→ Requirement:
Without including any pictures, write out the listing below exactly.
┌──
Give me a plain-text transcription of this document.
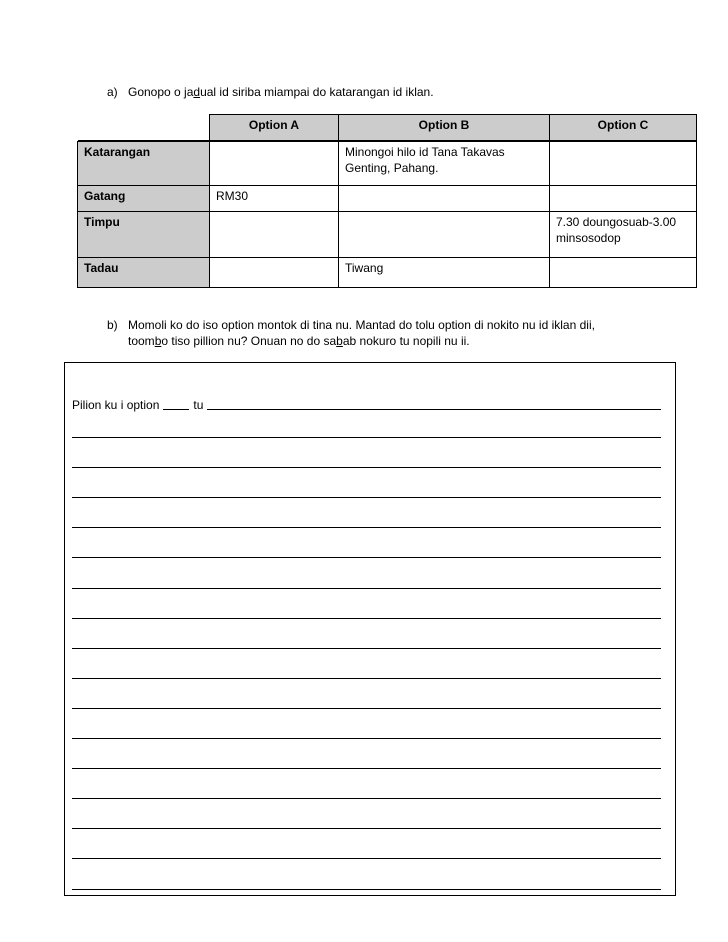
a) Gonopo o jadual id siriba miampai do katarangan id iklan.
	Option A	Option B	Option C

Katarangan		Minongoi hilo id Tana Takavas Genting, Pahang.	
Gatang	RM30		
Timpu			7.30 doungosuab-3.00 minsosodop
Tadau		Tiwang	
b) Momoli ko do iso option montok di tina nu. Mantad do tolu option di nokito nu id iklan dii,
toombo tiso pillion nu? Onuan no do sabab nokuro tu nopili nu ii.
Pilion ku i option	tu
└──
→ Reply to the exercise:
Give me a plain-text transcription of this document.
a) Gonopo o jadual id siriba miampai do katarangan id iklan.
	Option A	Option B	Option C

Katarangan		Minongoi hilo id Tana Takavas Genting, Pahang.	
Gatang	RM30		
Timpu			7.30 doungosuab-3.00 minsosodop
Tadau		Tiwang	
b) Momoli ko do iso option montok di tina nu. Mantad do tolu option di nokito nu id iklan dii,
toombo tiso pillion nu? Onuan no do sabab nokuro tu nopili nu ii.
Pilion ku i option	tu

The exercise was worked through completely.